TASK DIRECTIONS:
Copy out every line in which the string "Related" occurs.

[Excerpt from a dataset]
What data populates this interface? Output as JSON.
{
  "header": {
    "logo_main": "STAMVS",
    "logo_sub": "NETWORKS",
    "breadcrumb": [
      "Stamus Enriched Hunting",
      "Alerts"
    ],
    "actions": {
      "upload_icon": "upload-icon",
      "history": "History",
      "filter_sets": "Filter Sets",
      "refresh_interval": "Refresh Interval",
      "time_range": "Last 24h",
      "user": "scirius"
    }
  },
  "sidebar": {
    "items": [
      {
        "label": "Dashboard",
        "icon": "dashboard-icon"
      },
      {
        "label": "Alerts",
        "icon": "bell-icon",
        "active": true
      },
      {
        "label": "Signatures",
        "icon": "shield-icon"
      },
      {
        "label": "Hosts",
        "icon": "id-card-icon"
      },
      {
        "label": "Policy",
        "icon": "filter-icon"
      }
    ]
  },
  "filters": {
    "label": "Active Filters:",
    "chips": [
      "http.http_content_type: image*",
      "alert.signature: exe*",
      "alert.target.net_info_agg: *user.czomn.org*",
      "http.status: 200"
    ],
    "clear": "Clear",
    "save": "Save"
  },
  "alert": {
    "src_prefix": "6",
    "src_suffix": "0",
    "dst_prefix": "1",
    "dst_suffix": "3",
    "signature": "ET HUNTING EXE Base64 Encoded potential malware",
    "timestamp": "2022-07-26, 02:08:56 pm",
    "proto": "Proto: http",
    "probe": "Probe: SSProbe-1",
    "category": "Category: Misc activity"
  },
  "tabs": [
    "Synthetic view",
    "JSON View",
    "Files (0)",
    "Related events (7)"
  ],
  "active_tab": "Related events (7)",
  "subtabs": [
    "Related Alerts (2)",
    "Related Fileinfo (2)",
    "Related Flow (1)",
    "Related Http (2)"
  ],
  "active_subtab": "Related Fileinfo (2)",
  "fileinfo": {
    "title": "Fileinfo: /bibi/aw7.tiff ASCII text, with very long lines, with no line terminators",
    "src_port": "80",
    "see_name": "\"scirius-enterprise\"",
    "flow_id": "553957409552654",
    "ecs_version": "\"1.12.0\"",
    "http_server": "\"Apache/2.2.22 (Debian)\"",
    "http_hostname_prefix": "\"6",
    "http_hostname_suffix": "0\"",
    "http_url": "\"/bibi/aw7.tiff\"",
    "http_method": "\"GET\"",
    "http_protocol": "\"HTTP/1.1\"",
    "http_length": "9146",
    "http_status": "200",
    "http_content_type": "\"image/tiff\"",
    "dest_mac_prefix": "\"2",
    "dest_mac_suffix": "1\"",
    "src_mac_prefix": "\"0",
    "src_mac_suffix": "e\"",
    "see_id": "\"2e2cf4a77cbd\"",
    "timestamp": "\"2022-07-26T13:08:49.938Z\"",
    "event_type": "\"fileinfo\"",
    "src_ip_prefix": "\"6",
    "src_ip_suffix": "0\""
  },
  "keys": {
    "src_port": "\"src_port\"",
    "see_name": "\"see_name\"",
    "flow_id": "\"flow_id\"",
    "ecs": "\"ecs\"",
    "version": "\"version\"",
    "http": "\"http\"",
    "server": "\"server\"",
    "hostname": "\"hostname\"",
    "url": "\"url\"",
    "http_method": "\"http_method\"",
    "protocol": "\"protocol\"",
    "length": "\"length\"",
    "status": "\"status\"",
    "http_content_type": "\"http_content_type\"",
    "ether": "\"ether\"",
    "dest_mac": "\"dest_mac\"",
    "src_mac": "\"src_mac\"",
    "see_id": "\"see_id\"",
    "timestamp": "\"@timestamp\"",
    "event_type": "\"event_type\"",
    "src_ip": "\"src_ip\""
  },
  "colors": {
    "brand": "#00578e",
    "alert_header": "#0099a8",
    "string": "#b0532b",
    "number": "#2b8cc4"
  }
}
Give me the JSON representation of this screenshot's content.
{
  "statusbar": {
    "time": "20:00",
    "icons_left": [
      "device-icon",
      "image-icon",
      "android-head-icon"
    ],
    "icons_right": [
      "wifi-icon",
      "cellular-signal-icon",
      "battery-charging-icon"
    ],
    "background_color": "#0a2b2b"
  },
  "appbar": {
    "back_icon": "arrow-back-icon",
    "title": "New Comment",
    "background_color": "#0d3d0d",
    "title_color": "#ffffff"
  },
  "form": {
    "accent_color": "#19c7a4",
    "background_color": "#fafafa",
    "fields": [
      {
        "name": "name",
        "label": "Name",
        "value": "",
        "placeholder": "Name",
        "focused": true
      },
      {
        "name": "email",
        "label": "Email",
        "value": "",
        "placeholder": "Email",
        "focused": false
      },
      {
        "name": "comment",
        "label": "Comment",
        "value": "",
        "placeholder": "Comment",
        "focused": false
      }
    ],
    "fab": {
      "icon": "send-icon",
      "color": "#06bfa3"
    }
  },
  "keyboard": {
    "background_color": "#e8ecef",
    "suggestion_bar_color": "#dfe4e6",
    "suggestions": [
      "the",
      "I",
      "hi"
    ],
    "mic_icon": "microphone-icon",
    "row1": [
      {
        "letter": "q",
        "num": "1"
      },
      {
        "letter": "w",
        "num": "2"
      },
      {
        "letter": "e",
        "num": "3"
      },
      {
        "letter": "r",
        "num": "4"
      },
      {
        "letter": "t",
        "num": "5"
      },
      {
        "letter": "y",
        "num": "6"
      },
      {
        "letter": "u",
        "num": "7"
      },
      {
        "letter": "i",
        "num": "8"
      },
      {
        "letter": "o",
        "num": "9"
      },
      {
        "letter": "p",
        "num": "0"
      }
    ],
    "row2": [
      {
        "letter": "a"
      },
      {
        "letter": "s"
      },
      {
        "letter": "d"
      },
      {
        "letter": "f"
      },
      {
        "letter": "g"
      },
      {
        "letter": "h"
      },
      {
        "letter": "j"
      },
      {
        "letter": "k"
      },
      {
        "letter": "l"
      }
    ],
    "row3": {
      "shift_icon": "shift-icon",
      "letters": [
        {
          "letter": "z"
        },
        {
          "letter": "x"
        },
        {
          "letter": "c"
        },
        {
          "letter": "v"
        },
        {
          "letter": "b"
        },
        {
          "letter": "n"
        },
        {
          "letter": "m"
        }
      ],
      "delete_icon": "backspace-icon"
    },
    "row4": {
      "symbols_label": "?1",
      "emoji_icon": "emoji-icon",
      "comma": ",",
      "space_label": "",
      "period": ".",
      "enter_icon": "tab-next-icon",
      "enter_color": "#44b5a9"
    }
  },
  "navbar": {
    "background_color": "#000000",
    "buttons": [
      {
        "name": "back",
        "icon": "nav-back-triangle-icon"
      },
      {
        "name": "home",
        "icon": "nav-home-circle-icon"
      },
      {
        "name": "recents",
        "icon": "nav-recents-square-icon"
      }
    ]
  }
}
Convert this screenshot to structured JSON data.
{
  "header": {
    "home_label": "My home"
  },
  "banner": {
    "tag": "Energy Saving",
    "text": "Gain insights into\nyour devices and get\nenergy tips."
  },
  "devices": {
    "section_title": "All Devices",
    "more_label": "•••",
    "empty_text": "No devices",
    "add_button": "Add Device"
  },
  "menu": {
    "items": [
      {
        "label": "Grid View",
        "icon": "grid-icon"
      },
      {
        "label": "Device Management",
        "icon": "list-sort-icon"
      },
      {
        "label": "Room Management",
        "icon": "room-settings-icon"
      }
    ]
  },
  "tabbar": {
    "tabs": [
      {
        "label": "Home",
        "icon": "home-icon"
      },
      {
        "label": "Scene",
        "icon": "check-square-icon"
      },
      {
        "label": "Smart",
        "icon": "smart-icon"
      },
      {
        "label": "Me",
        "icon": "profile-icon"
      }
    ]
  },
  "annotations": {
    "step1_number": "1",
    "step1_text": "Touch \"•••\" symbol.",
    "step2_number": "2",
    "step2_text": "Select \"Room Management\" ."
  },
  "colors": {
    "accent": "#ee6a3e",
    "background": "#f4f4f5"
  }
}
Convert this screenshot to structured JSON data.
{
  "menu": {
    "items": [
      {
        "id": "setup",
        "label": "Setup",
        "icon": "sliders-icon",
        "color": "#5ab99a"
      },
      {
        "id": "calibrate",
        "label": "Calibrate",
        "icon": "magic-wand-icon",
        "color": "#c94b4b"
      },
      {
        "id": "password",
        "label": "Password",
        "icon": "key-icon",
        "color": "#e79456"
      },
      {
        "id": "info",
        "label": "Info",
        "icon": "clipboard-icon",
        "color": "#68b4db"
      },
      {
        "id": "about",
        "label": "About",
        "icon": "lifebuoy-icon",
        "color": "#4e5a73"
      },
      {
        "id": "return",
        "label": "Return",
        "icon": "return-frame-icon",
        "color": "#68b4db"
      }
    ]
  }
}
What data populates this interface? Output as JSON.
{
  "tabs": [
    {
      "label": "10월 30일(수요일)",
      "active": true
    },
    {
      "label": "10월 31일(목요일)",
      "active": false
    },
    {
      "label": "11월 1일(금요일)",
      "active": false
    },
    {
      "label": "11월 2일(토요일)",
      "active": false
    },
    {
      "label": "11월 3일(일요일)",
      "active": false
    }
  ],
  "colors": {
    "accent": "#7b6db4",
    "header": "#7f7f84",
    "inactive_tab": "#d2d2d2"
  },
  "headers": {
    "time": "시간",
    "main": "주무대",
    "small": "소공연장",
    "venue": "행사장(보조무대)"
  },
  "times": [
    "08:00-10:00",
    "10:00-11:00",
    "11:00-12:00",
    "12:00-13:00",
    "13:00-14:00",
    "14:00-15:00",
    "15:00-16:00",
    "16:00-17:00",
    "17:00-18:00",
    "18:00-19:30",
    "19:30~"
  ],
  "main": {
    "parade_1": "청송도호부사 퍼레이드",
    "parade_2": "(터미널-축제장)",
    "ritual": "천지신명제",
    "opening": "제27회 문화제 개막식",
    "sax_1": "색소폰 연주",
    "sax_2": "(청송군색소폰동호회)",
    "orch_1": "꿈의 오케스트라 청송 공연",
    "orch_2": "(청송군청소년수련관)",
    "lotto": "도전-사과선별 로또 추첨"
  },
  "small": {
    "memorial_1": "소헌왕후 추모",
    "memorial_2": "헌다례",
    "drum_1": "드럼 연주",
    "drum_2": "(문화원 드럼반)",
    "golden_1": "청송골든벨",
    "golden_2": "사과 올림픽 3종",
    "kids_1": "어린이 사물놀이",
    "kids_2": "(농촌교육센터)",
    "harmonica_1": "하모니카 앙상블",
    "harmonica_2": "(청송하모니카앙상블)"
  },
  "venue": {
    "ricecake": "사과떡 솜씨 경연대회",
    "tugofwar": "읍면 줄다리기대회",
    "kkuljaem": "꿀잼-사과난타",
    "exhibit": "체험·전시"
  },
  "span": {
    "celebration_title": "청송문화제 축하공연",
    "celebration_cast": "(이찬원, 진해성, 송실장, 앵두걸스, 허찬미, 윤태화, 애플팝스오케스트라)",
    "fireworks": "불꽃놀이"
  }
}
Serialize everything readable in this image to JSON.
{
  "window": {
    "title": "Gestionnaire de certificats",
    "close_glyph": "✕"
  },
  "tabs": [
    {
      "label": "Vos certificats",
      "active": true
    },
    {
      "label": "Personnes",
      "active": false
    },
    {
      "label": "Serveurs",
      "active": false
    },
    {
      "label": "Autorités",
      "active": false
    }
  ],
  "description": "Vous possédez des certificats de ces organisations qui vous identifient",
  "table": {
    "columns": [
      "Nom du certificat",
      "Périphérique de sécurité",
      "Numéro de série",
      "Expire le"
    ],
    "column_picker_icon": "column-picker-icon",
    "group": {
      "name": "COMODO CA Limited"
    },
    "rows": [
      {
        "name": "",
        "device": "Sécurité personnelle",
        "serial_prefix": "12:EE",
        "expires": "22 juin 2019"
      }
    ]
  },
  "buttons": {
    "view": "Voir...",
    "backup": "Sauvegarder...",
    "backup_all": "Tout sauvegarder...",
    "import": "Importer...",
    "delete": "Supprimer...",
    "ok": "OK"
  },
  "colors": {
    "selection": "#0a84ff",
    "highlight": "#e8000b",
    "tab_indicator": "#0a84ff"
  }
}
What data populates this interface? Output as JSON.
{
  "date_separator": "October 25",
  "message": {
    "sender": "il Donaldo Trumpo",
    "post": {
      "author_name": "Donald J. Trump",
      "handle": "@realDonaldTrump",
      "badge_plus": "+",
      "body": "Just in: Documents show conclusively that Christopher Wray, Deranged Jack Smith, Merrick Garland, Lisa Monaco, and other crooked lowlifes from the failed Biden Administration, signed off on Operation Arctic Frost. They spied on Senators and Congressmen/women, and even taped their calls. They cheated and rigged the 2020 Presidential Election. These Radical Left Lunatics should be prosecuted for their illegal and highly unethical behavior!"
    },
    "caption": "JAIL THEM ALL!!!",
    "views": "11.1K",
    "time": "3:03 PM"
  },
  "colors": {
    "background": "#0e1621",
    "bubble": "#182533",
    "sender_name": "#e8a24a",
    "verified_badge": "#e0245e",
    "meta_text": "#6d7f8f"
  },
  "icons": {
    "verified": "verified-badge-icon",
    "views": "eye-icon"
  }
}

RESULT FOR THIS EXERCISE:
    "Related events (7)"
  "active_tab": "Related events (7)",
    "Related Alerts (2)",
    "Related Fileinfo (2)",
    "Related Flow (1)",
    "Related Http (2)"
  "active_subtab": "Related Fileinfo (2)",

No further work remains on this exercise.